PROBLEM REQUIREMENTS: Write out the material again exactly, please, and omit the pictures.

SUPPLIED ENTRIES:

================

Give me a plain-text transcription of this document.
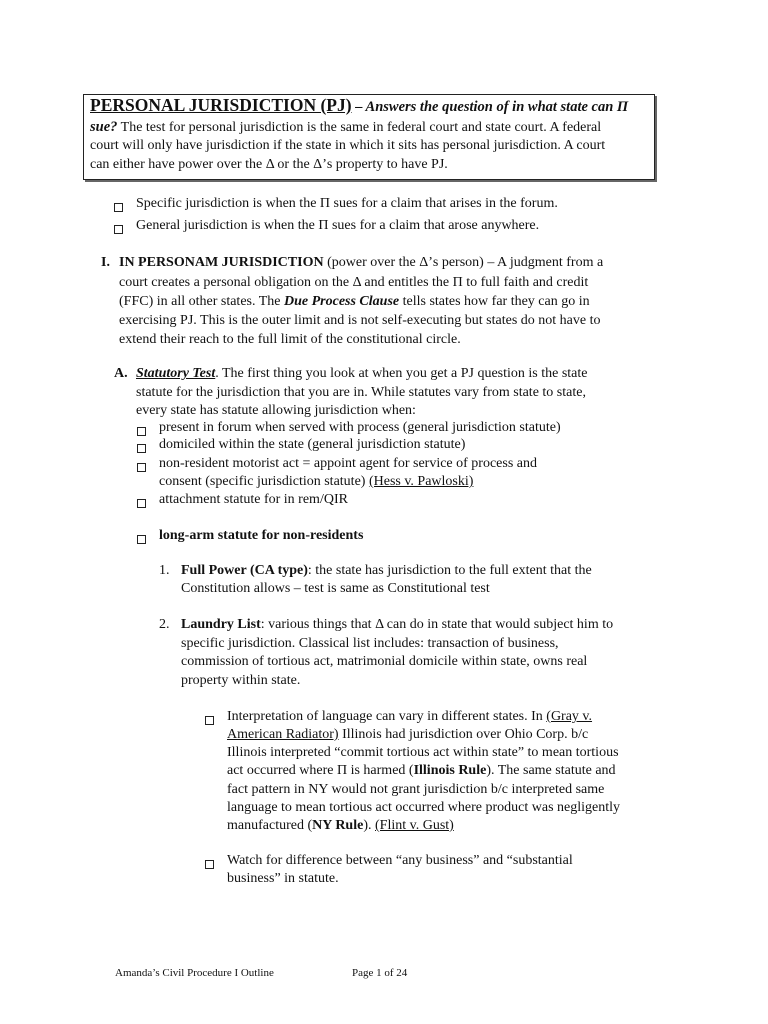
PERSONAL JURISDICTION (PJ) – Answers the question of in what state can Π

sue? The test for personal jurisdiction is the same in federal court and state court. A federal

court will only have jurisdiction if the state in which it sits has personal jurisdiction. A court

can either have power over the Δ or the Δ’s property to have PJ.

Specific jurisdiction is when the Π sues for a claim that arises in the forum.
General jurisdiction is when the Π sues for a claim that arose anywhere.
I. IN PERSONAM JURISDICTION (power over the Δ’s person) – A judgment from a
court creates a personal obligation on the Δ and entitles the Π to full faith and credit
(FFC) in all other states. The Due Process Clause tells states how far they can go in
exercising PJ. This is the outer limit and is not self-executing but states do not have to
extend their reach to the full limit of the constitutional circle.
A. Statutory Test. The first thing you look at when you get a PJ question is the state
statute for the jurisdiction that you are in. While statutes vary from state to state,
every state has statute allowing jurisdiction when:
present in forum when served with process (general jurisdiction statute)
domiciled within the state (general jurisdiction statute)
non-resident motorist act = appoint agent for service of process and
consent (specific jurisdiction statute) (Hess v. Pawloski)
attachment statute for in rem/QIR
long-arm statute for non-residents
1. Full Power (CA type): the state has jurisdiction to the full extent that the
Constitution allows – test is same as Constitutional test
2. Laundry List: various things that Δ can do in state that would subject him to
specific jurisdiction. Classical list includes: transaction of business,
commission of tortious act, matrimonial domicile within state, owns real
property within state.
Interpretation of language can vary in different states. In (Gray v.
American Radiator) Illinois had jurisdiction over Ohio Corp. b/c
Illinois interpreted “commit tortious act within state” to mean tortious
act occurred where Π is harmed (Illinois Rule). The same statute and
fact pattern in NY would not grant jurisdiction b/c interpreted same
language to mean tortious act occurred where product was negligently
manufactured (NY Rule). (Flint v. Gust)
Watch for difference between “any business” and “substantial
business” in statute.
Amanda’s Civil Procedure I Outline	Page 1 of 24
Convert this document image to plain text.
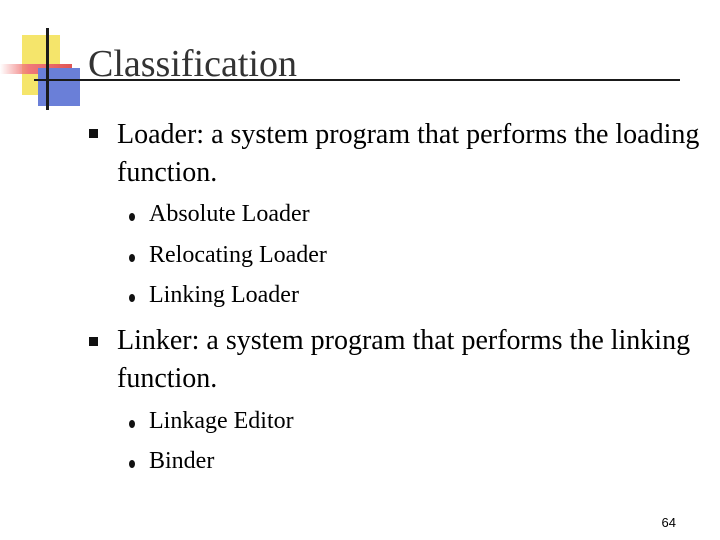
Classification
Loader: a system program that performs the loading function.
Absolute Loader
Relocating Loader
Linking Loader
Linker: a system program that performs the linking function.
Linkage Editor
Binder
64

================

WRITTEN ANSWER:
Give me a plain-text transcription of this document.
PERSONAL JURISDICTION (PJ) – Answers the question of in what state can Π

sue? The test for personal jurisdiction is the same in federal court and state court. A federal

court will only have jurisdiction if the state in which it sits has personal jurisdiction. A court

can either have power over the Δ or the Δ’s property to have PJ.

Specific jurisdiction is when the Π sues for a claim that arises in the forum.
General jurisdiction is when the Π sues for a claim that arose anywhere.
I. IN PERSONAM JURISDICTION (power over the Δ’s person) – A judgment from a
court creates a personal obligation on the Δ and entitles the Π to full faith and credit
(FFC) in all other states. The Due Process Clause tells states how far they can go in
exercising PJ. This is the outer limit and is not self-executing but states do not have to
extend their reach to the full limit of the constitutional circle.
A. Statutory Test. The first thing you look at when you get a PJ question is the state
statute for the jurisdiction that you are in. While statutes vary from state to state,
every state has statute allowing jurisdiction when:
present in forum when served with process (general jurisdiction statute)
domiciled within the state (general jurisdiction statute)
non-resident motorist act = appoint agent for service of process and
consent (specific jurisdiction statute) (Hess v. Pawloski)
attachment statute for in rem/QIR
long-arm statute for non-residents
1. Full Power (CA type): the state has jurisdiction to the full extent that the
Constitution allows – test is same as Constitutional test
2. Laundry List: various things that Δ can do in state that would subject him to
specific jurisdiction. Classical list includes: transaction of business,
commission of tortious act, matrimonial domicile within state, owns real
property within state.
Interpretation of language can vary in different states. In (Gray v.
American Radiator) Illinois had jurisdiction over Ohio Corp. b/c
Illinois interpreted “commit tortious act within state” to mean tortious
act occurred where Π is harmed (Illinois Rule). The same statute and
fact pattern in NY would not grant jurisdiction b/c interpreted same
language to mean tortious act occurred where product was negligently
manufactured (NY Rule). (Flint v. Gust)
Watch for difference between “any business” and “substantial
business” in statute.
Amanda’s Civil Procedure I Outline	Page 1 of 24
Convert this document image to plain text.
Classification
Loader: a system program that performs the loading function.
Absolute Loader
Relocating Loader
Linking Loader
Linker: a system program that performs the linking function.
Linkage Editor
Binder
64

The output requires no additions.